Without the pictures, return each record as it appears.

### Saved entries
·····

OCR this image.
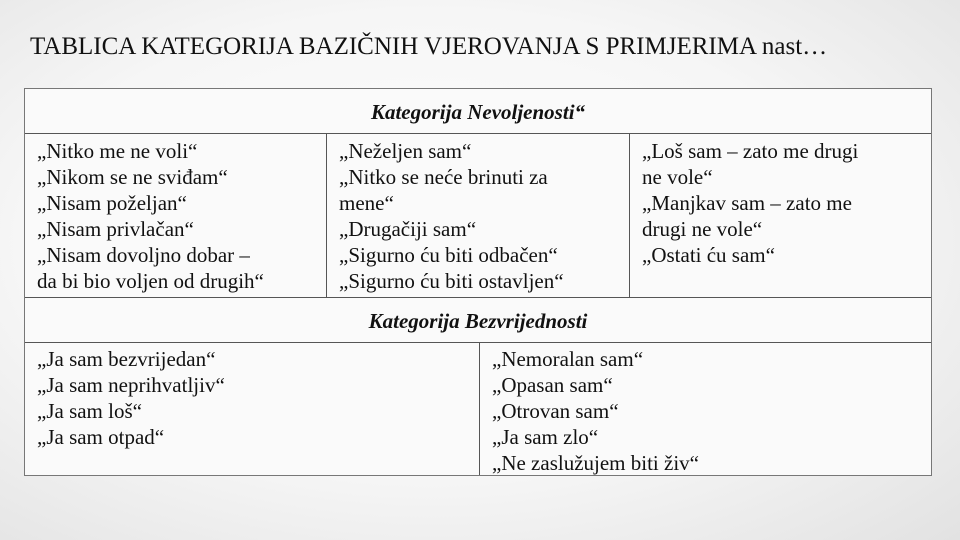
TABLICA KATEGORIJA BAZIČNIH VJEROVANJA S PRIMJERIMA nast…
Kategorija Nevoljenosti“
„Nitko me ne voli“
„Nikom se ne sviđam“
„Nisam poželjan“
„Nisam privlačan“
„Nisam dovoljno dobar –
da bi bio voljen od drugih“
„Neželjen sam“
„Nitko se neće brinuti za
mene“
„Drugačiji sam“
„Sigurno ću biti odbačen“
„Sigurno ću biti ostavljen“
„Loš sam – zato me drugi
ne vole“
„Manjkav sam – zato me
drugi ne vole“
„Ostati ću sam“
Kategorija Bezvrijednosti
„Ja sam bezvrijedan“
„Ja sam neprihvatljiv“
„Ja sam loš“
„Ja sam otpad“
„Nemoralan sam“
„Opasan sam“
„Otrovan sam“
„Ja sam zlo“
„Ne zaslužujem biti živ“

·····

### Exercise output
OCR this image.
TABLICA KATEGORIJA BAZIČNIH VJEROVANJA S PRIMJERIMA nast…
Kategorija Nevoljenosti“
„Nitko me ne voli“
„Nikom se ne sviđam“
„Nisam poželjan“
„Nisam privlačan“
„Nisam dovoljno dobar –
da bi bio voljen od drugih“
„Neželjen sam“
„Nitko se neće brinuti za
mene“
„Drugačiji sam“
„Sigurno ću biti odbačen“
„Sigurno ću biti ostavljen“
„Loš sam – zato me drugi
ne vole“
„Manjkav sam – zato me
drugi ne vole“
„Ostati ću sam“
Kategorija Bezvrijednosti
„Ja sam bezvrijedan“
„Ja sam neprihvatljiv“
„Ja sam loš“
„Ja sam otpad“
„Nemoralan sam“
„Opasan sam“
„Otrovan sam“
„Ja sam zlo“
„Ne zaslužujem biti živ“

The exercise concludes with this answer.